Visual layout entries:

** Begin **

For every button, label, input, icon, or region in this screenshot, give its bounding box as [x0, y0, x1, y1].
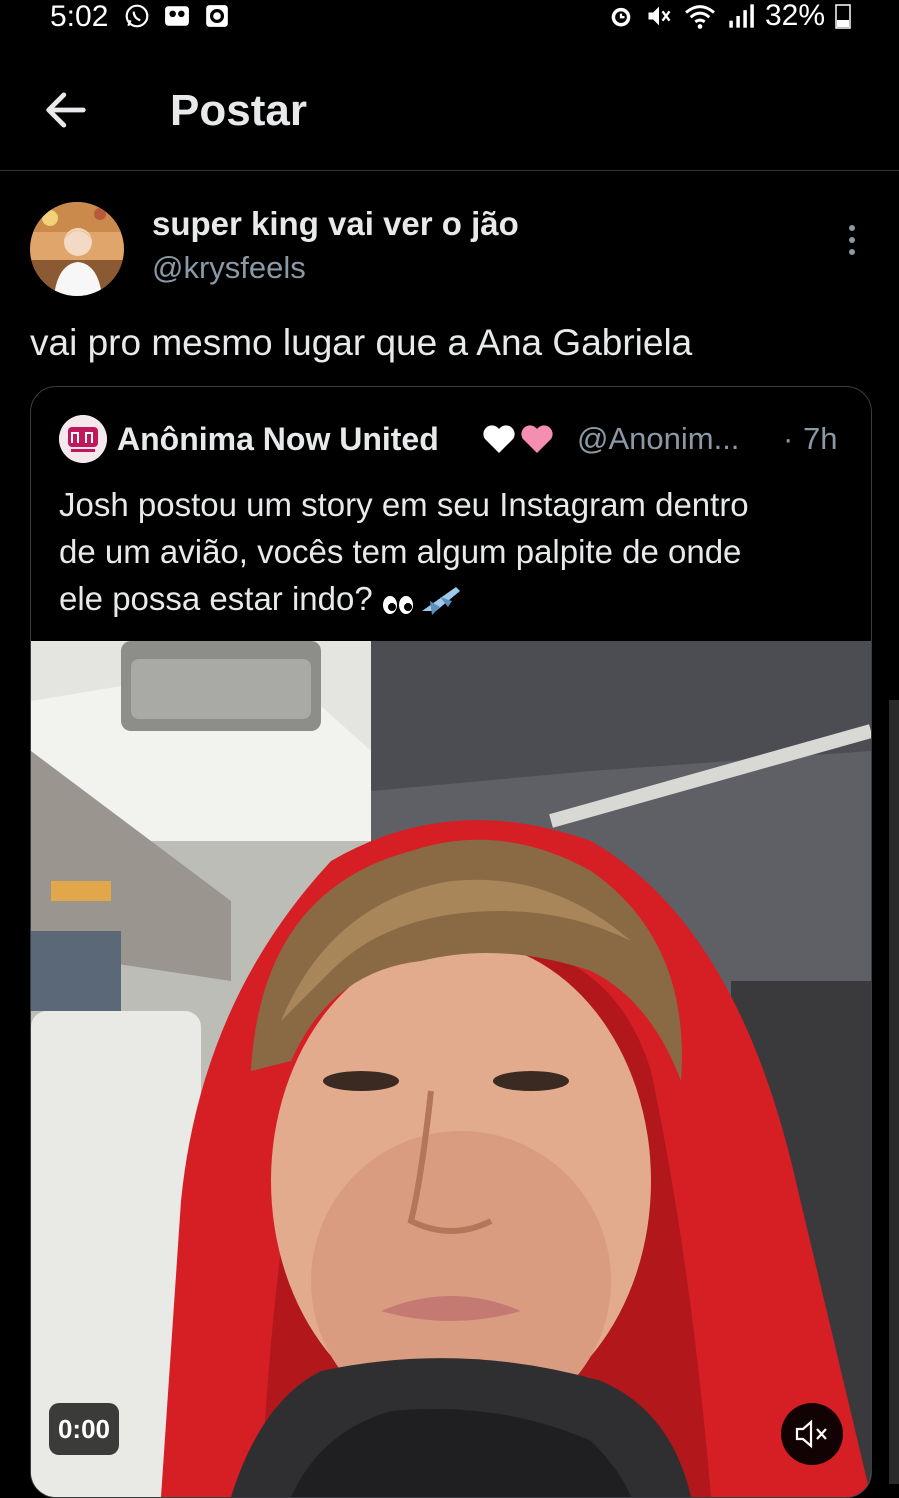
page-title: Postar — [170, 86, 307, 135]
scrollbar[interactable] — [889, 700, 899, 1484]
volume-mute-icon[interactable] — [781, 1403, 843, 1465]
separator-dot: · — [783, 421, 794, 456]
quote-text-line: de um avião, vocês tem algum palpite de … — [59, 533, 742, 570]
voicemail-icon — [165, 6, 189, 26]
app-icon — [206, 5, 228, 27]
quote-text-line: ele possa estar indo? — [59, 575, 839, 622]
arrow-left-icon[interactable] — [40, 84, 92, 136]
hearts-emoji-icon — [483, 425, 553, 453]
quote-avatar[interactable] — [59, 415, 107, 463]
status-bar: 5:02 32% — [0, 0, 899, 34]
quote-text: Josh postou um story em seu Instagram de… — [59, 481, 839, 622]
quote-text-line: Josh postou um story em seu Instagram de… — [59, 486, 749, 523]
whatsapp-icon — [125, 4, 149, 28]
author-handle[interactable]: @krysfeels — [152, 250, 306, 286]
eyes-airplane-emoji-icon — [382, 587, 460, 616]
video-thumbnail — [31, 641, 871, 1497]
quote-author-name[interactable]: Anônima Now United — [117, 421, 439, 458]
video-player[interactable] — [31, 641, 871, 1497]
tweet-text: vai pro mesmo lugar que a Ana Gabriela — [30, 322, 693, 363]
quote-timestamp: 7h — [803, 421, 838, 456]
status-time: 5:02 — [50, 0, 109, 33]
author-name[interactable]: super king vai ver o jão — [152, 205, 519, 243]
battery-percent: 32% — [764, 0, 825, 32]
avatar[interactable] — [30, 202, 124, 296]
quote-text-line-3: ele possa estar indo? — [59, 580, 373, 617]
top-bar: Postar — [0, 60, 899, 171]
battery-icon — [835, 4, 851, 29]
alarm-icon — [611, 7, 631, 27]
mute-icon — [648, 6, 671, 26]
more-vertical-icon[interactable] — [836, 222, 868, 258]
quote-author-handle[interactable]: @Anonim... — [577, 421, 739, 457]
video-timestamp: 0:00 — [49, 1403, 119, 1455]
signal-icon — [729, 4, 754, 28]
wifi-icon — [685, 5, 715, 29]
quoted-tweet[interactable]: Anônima Now United @Anonim... · 7h Josh … — [30, 386, 872, 1498]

** End **

**EXERCISE AIM**
Please return, in full, each line of the entries above that contains the string "Josh".

**WORKED SOLUTION**
quote-text: Josh postou um story em seu Instagram de… — [59, 481, 839, 622]
quote-text-line: Josh postou um story em seu Instagram de… — [59, 486, 749, 523]
quoted-tweet[interactable]: Anônima Now United @Anonim... · 7h Josh … — [30, 386, 872, 1498]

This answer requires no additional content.